___ Passage for review ___

Direct Effects of the Cytoplasmic Genome

Chemical Substances Affecting Behavior


Muscidifurax Parasitoid Complex



[ Please refer also to Selected Reviews #1, #2  &  Detailed Research ]



Extranuclear influences on behavior involving cytoplasmic entities are well known among both prokaryotes and eukaryotes (Beale & Knowles 1978, Cosmides & Tooby 1981, Goodenough 1984, Levine 1973, Sager & Ramanis 1963, Sonneborn 1959), but the subsequent incorporation of an extranuclear expression into the nuclear genome apparently have not been found. Extranuclear factors in the form of microorganisms (e.g., viruses, bacteria, spiroplasmas) can alter sex ratios in parasitoids by selectively killing developing males or females (Skinner 1982, 1985; Werren et al. 1981, 1986), may confer resistance to host encapsulation (Krell & Stoltz 1979, Stoltz & Vinson 1977, Stoltz et al. 1976, Vinson & Stoltz 1986), and affect sex ratios in Drosophila (Poulson & Sakaguchi 1961), and are passed on to succeeding generations. Cosmides and Tooby (1981) recently reviewed how cytoplasmic genes control such characters as allocation of reproductive effort in hermaphrodites, sex ratios of offspring (Williamson & Poulson 1979), organism size (Faulkner & Arlett 1964), growth rate, colony size, rate of senescence (Smith & Rubenstein 1973), competitive ability (Preer et al. 1974), drug resistance in bacteria, protozoans, fungi, and mammals (Beale & Knowles 1978), and rates of recombination among nuclear genes (Thoday & Boam 1956). Oishi et al. (1984) explained how two kinds of microorganisms (spiroplasma and virus) may interact to modify expressions of the sex-ratio factor in Drosophila. Stoltz & Vinson (1979) have found viruses in the calyx epithelial cells of endoparasitoids. Fleming & Summers (1986) found them also in the lumen of the oviduct. These viruses were passed from parent to offspring, males being able to transmit viral DNA to females with whom they mated (Stoltz et al. 1986).


The direct effects of the cytoplasmic genome on the nuclear genome has been hypothesized (Cosmides & Tooby 1981), but not demonstrated. However, the extrachromosomal genetic system can be influenced by the chromosomal system (Levine 1973). Microorganisms implicated in inheritance have been known to cause illness and death in male Drosophila (Leventhal 1968).

___ Data provided ___

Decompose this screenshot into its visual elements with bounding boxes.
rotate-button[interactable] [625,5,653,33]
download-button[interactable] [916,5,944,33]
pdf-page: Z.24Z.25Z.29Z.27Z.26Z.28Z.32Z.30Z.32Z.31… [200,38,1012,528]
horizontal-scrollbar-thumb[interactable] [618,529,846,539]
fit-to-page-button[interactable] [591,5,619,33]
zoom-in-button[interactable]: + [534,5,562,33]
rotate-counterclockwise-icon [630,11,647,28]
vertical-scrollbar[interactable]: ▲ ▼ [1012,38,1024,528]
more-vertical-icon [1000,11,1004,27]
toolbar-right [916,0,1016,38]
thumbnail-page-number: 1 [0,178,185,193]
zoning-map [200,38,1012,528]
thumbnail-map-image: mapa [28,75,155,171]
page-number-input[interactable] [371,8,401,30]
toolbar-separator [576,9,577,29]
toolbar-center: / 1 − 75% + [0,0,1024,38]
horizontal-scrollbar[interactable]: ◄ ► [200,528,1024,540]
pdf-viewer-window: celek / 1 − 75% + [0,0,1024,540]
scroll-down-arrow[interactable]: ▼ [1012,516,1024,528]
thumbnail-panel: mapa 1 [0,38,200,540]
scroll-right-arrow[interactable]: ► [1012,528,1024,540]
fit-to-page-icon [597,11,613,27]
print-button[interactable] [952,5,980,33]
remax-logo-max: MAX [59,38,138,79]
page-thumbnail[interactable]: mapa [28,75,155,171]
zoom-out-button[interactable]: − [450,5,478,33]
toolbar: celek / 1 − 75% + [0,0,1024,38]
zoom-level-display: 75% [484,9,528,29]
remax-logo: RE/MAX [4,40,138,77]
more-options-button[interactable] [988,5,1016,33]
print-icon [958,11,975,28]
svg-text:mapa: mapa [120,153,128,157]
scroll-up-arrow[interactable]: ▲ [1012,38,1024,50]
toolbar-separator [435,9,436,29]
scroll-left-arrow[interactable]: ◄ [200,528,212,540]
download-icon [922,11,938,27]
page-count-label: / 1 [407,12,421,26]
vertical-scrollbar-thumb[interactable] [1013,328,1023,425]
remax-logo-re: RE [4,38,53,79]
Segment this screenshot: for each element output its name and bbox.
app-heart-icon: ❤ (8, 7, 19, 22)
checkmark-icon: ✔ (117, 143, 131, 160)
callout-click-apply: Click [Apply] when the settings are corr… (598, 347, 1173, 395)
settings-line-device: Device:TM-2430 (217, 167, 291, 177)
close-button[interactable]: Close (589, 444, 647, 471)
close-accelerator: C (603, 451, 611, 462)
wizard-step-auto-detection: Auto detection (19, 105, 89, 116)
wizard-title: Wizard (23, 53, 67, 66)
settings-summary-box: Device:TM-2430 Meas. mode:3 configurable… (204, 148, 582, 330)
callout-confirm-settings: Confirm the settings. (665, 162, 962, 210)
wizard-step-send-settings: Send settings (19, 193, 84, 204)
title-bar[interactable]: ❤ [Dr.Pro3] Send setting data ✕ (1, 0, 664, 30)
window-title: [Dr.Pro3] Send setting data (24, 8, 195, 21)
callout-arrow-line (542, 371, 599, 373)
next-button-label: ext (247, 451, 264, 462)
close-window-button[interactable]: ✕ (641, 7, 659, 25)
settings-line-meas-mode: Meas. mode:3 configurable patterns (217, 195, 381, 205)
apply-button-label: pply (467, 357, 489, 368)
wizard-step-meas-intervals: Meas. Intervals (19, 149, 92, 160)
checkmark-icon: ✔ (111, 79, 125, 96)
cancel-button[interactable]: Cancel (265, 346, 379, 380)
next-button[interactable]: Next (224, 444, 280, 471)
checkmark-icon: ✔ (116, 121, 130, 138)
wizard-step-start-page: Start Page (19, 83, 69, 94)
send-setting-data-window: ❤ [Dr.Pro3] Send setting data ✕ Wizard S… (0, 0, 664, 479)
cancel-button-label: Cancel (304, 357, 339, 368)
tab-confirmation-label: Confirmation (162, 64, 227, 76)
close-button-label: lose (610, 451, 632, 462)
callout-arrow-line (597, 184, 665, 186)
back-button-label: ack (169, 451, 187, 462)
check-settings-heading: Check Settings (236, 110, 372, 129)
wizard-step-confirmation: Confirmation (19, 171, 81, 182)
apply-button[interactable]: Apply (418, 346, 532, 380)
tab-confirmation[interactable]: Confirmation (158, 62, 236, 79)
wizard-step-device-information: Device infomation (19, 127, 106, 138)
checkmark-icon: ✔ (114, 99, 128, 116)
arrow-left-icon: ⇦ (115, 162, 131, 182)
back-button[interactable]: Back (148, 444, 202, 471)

___

Answer these questions from the text on cytoplasmic genome effects:
(a) Where did Fleming & Summers (1986) find viruses?
(b) What does the text say can influence the extrachromosomal genetic system?
(c) Which two kinds of microorganisms did Oishi et al. (1984) say may interact in Drosophila?
Answer using only the text on cytoplasmic genome effects, not the entries.

- Response below:
(a) In the lumen of the oviduct.
(b) The chromosomal system.
(c) Spiroplasma and virus.